# PROBLEM DESCRIPTION:
Retype the data that follows line by line, exactly, and leave its pictures out.

# PROVIDED DATA:

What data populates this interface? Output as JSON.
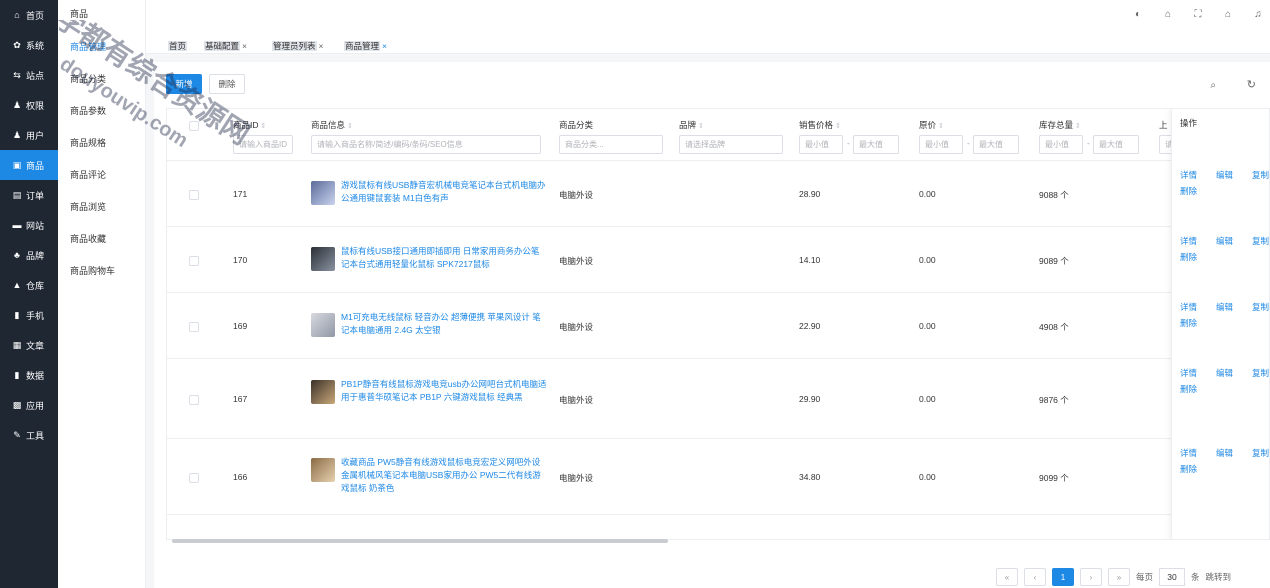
{
  "sidebar": {
    "items": [
      {
        "label": "首页",
        "icon": "home-icon",
        "glyph": "⌂"
      },
      {
        "label": "系统",
        "icon": "gear-icon",
        "glyph": "✿"
      },
      {
        "label": "站点",
        "icon": "site-icon",
        "glyph": "⇆"
      },
      {
        "label": "权限",
        "icon": "permission-icon",
        "glyph": "♟"
      },
      {
        "label": "用户",
        "icon": "user-icon",
        "glyph": "♟"
      },
      {
        "label": "商品",
        "icon": "goods-icon",
        "glyph": "▣",
        "active": true
      },
      {
        "label": "订单",
        "icon": "order-icon",
        "glyph": "▤"
      },
      {
        "label": "网站",
        "icon": "website-icon",
        "glyph": "▬"
      },
      {
        "label": "品牌",
        "icon": "brand-icon",
        "glyph": "♣"
      },
      {
        "label": "仓库",
        "icon": "warehouse-icon",
        "glyph": "▲"
      },
      {
        "label": "手机",
        "icon": "phone-icon",
        "glyph": "▮"
      },
      {
        "label": "文章",
        "icon": "article-icon",
        "glyph": "▦"
      },
      {
        "label": "数据",
        "icon": "chart-icon",
        "glyph": "▮"
      },
      {
        "label": "应用",
        "icon": "apps-icon",
        "glyph": "▩"
      },
      {
        "label": "工具",
        "icon": "wrench-icon",
        "glyph": "✎"
      }
    ]
  },
  "submenu": {
    "title": "商品",
    "items": [
      "商品管理",
      "商品分类",
      "商品参数",
      "商品规格",
      "商品评论",
      "商品浏览",
      "商品收藏",
      "商品购物车"
    ]
  },
  "tabs": [
    {
      "label": "首页",
      "closable": false
    },
    {
      "label": "基础配置",
      "closable": true
    },
    {
      "label": "管理员列表",
      "closable": true
    },
    {
      "label": "商品管理",
      "closable": true,
      "active": true
    }
  ],
  "toolbar": {
    "add_label": "新增",
    "delete_label": "删除"
  },
  "table": {
    "columns": {
      "id": "商品ID",
      "info": "商品信息",
      "category": "商品分类",
      "brand": "品牌",
      "price": "销售价格",
      "original": "原价",
      "stock": "库存总量",
      "more": "上",
      "ops": "操作"
    },
    "filters": {
      "id": "请输入商品ID",
      "info": "请输入商品名称/简述/编码/条码/SEO信息",
      "category": "商品分类...",
      "brand": "请选择品牌",
      "min": "最小值",
      "max": "最大值",
      "more": "请"
    },
    "range_sep": "-",
    "ops": {
      "detail": "详情",
      "edit": "编辑",
      "copy": "复制",
      "delete": "删除"
    },
    "rows": [
      {
        "id": "171",
        "name": "游戏鼠标有线USB静音宏机械电竞笔记本台式机电脑办公通用键鼠套装 M1白色有声",
        "category": "电脑外设",
        "price": "28.90",
        "original": "0.00",
        "stock": "9088 个"
      },
      {
        "id": "170",
        "name": "鼠标有线USB接口通用即插即用 日常家用商务办公笔记本台式通用轻量化鼠标 SPK7217鼠标",
        "category": "电脑外设",
        "price": "14.10",
        "original": "0.00",
        "stock": "9089 个"
      },
      {
        "id": "169",
        "name": "M1可充电无线鼠标 轻音办公 超薄便携 苹果风设计 笔记本电脑通用 2.4G 太空银",
        "category": "电脑外设",
        "price": "22.90",
        "original": "0.00",
        "stock": "4908 个"
      },
      {
        "id": "167",
        "name": "PB1P静音有线鼠标游戏电竞usb办公网吧台式机电脑适用于惠普华硕笔记本 PB1P 六键游戏鼠标 经典黑",
        "category": "电脑外设",
        "price": "29.90",
        "original": "0.00",
        "stock": "9876 个"
      },
      {
        "id": "166",
        "name": "收藏商品 PW5静音有线游戏鼠标电竞宏定义网吧外设金属机械风笔记本电脑USB家用办公 PW5二代有线游戏鼠标 奶茶色",
        "category": "电脑外设",
        "price": "34.80",
        "original": "0.00",
        "stock": "9099 个"
      }
    ]
  },
  "pager": {
    "first": "«",
    "prev": "‹",
    "current": "1",
    "next": "›",
    "last": "»",
    "per_page_label": "每页",
    "per_page": "30",
    "unit": "条",
    "jump_label": "跳转到"
  },
  "watermark": {
    "line1": "学都有综合资源网",
    "line2": "douyouvip.com"
  }
}
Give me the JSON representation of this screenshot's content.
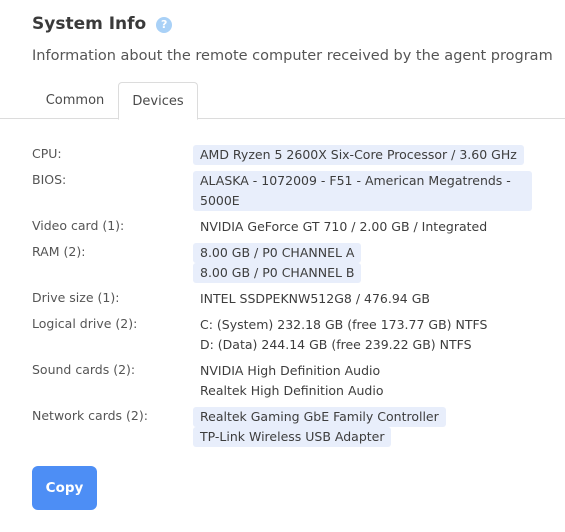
{
  "header": {
    "title": "System Info",
    "help_glyph": "?",
    "subtitle": "Information about the remote computer received by the agent program"
  },
  "tabs": [
    {
      "label": "Common",
      "active": false
    },
    {
      "label": "Devices",
      "active": true
    }
  ],
  "devices": {
    "cpu": {
      "label": "CPU:",
      "values": [
        "AMD Ryzen 5 2600X Six-Core Processor / 3.60 GHz"
      ]
    },
    "bios": {
      "label": "BIOS:",
      "values": [
        "ALASKA - 1072009 - F51 - American Megatrends -",
        "5000E"
      ]
    },
    "video": {
      "label": "Video card (1):",
      "values": [
        "NVIDIA GeForce GT 710 / 2.00 GB / Integrated"
      ]
    },
    "ram": {
      "label": "RAM (2):",
      "values": [
        "8.00 GB / P0 CHANNEL A",
        "8.00 GB / P0 CHANNEL B"
      ]
    },
    "drive": {
      "label": "Drive size (1):",
      "values": [
        "INTEL SSDPEKNW512G8 / 476.94 GB"
      ]
    },
    "logical": {
      "label": "Logical drive (2):",
      "values": [
        "C: (System) 232.18 GB (free 173.77 GB) NTFS",
        "D: (Data) 244.14 GB (free 239.22 GB) NTFS"
      ]
    },
    "sound": {
      "label": "Sound cards (2):",
      "values": [
        "NVIDIA High Definition Audio",
        "Realtek High Definition Audio"
      ]
    },
    "network": {
      "label": "Network cards (2):",
      "values": [
        "Realtek Gaming GbE Family Controller",
        "TP-Link Wireless USB Adapter"
      ]
    }
  },
  "actions": {
    "copy_label": "Copy"
  },
  "colors": {
    "accent": "#4d8ef5",
    "value_highlight": "#e8eefb",
    "help_icon": "#a9d1f7"
  },
  "icons": {
    "help": "question-circle-icon"
  }
}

# SOLUTION FOR THIS PROBLEM:
What data populates this interface? Output as JSON.
{
  "sidebar": {
    "items": [
      {
        "label": "首页",
        "icon": "home-icon",
        "glyph": "⌂"
      },
      {
        "label": "系统",
        "icon": "gear-icon",
        "glyph": "✿"
      },
      {
        "label": "站点",
        "icon": "site-icon",
        "glyph": "⇆"
      },
      {
        "label": "权限",
        "icon": "permission-icon",
        "glyph": "♟"
      },
      {
        "label": "用户",
        "icon": "user-icon",
        "glyph": "♟"
      },
      {
        "label": "商品",
        "icon": "goods-icon",
        "glyph": "▣",
        "active": true
      },
      {
        "label": "订单",
        "icon": "order-icon",
        "glyph": "▤"
      },
      {
        "label": "网站",
        "icon": "website-icon",
        "glyph": "▬"
      },
      {
        "label": "品牌",
        "icon": "brand-icon",
        "glyph": "♣"
      },
      {
        "label": "仓库",
        "icon": "warehouse-icon",
        "glyph": "▲"
      },
      {
        "label": "手机",
        "icon": "phone-icon",
        "glyph": "▮"
      },
      {
        "label": "文章",
        "icon": "article-icon",
        "glyph": "▦"
      },
      {
        "label": "数据",
        "icon": "chart-icon",
        "glyph": "▮"
      },
      {
        "label": "应用",
        "icon": "apps-icon",
        "glyph": "▩"
      },
      {
        "label": "工具",
        "icon": "wrench-icon",
        "glyph": "✎"
      }
    ]
  },
  "submenu": {
    "title": "商品",
    "items": [
      "商品管理",
      "商品分类",
      "商品参数",
      "商品规格",
      "商品评论",
      "商品浏览",
      "商品收藏",
      "商品购物车"
    ]
  },
  "tabs": [
    {
      "label": "首页",
      "closable": false
    },
    {
      "label": "基础配置",
      "closable": true
    },
    {
      "label": "管理员列表",
      "closable": true
    },
    {
      "label": "商品管理",
      "closable": true,
      "active": true
    }
  ],
  "toolbar": {
    "add_label": "新增",
    "delete_label": "删除"
  },
  "table": {
    "columns": {
      "id": "商品ID",
      "info": "商品信息",
      "category": "商品分类",
      "brand": "品牌",
      "price": "销售价格",
      "original": "原价",
      "stock": "库存总量",
      "more": "上",
      "ops": "操作"
    },
    "filters": {
      "id": "请输入商品ID",
      "info": "请输入商品名称/简述/编码/条码/SEO信息",
      "category": "商品分类...",
      "brand": "请选择品牌",
      "min": "最小值",
      "max": "最大值",
      "more": "请"
    },
    "range_sep": "-",
    "ops": {
      "detail": "详情",
      "edit": "编辑",
      "copy": "复制",
      "delete": "删除"
    },
    "rows": [
      {
        "id": "171",
        "name": "游戏鼠标有线USB静音宏机械电竞笔记本台式机电脑办公通用键鼠套装 M1白色有声",
        "category": "电脑外设",
        "price": "28.90",
        "original": "0.00",
        "stock": "9088 个"
      },
      {
        "id": "170",
        "name": "鼠标有线USB接口通用即插即用 日常家用商务办公笔记本台式通用轻量化鼠标 SPK7217鼠标",
        "category": "电脑外设",
        "price": "14.10",
        "original": "0.00",
        "stock": "9089 个"
      },
      {
        "id": "169",
        "name": "M1可充电无线鼠标 轻音办公 超薄便携 苹果风设计 笔记本电脑通用 2.4G 太空银",
        "category": "电脑外设",
        "price": "22.90",
        "original": "0.00",
        "stock": "4908 个"
      },
      {
        "id": "167",
        "name": "PB1P静音有线鼠标游戏电竞usb办公网吧台式机电脑适用于惠普华硕笔记本 PB1P 六键游戏鼠标 经典黑",
        "category": "电脑外设",
        "price": "29.90",
        "original": "0.00",
        "stock": "9876 个"
      },
      {
        "id": "166",
        "name": "收藏商品 PW5静音有线游戏鼠标电竞宏定义网吧外设金属机械风笔记本电脑USB家用办公 PW5二代有线游戏鼠标 奶茶色",
        "category": "电脑外设",
        "price": "34.80",
        "original": "0.00",
        "stock": "9099 个"
      }
    ]
  },
  "pager": {
    "first": "«",
    "prev": "‹",
    "current": "1",
    "next": "›",
    "last": "»",
    "per_page_label": "每页",
    "per_page": "30",
    "unit": "条",
    "jump_label": "跳转到"
  },
  "watermark": {
    "line1": "学都有综合资源网",
    "line2": "douyouvip.com"
  }
}
Give me the JSON representation of this screenshot's content.
{
  "header": {
    "title": "System Info",
    "help_glyph": "?",
    "subtitle": "Information about the remote computer received by the agent program"
  },
  "tabs": [
    {
      "label": "Common",
      "active": false
    },
    {
      "label": "Devices",
      "active": true
    }
  ],
  "devices": {
    "cpu": {
      "label": "CPU:",
      "values": [
        "AMD Ryzen 5 2600X Six-Core Processor / 3.60 GHz"
      ]
    },
    "bios": {
      "label": "BIOS:",
      "values": [
        "ALASKA - 1072009 - F51 - American Megatrends -",
        "5000E"
      ]
    },
    "video": {
      "label": "Video card (1):",
      "values": [
        "NVIDIA GeForce GT 710 / 2.00 GB / Integrated"
      ]
    },
    "ram": {
      "label": "RAM (2):",
      "values": [
        "8.00 GB / P0 CHANNEL A",
        "8.00 GB / P0 CHANNEL B"
      ]
    },
    "drive": {
      "label": "Drive size (1):",
      "values": [
        "INTEL SSDPEKNW512G8 / 476.94 GB"
      ]
    },
    "logical": {
      "label": "Logical drive (2):",
      "values": [
        "C: (System) 232.18 GB (free 173.77 GB) NTFS",
        "D: (Data) 244.14 GB (free 239.22 GB) NTFS"
      ]
    },
    "sound": {
      "label": "Sound cards (2):",
      "values": [
        "NVIDIA High Definition Audio",
        "Realtek High Definition Audio"
      ]
    },
    "network": {
      "label": "Network cards (2):",
      "values": [
        "Realtek Gaming GbE Family Controller",
        "TP-Link Wireless USB Adapter"
      ]
    }
  },
  "actions": {
    "copy_label": "Copy"
  },
  "colors": {
    "accent": "#4d8ef5",
    "value_highlight": "#e8eefb",
    "help_icon": "#a9d1f7"
  },
  "icons": {
    "help": "question-circle-icon"
  }
}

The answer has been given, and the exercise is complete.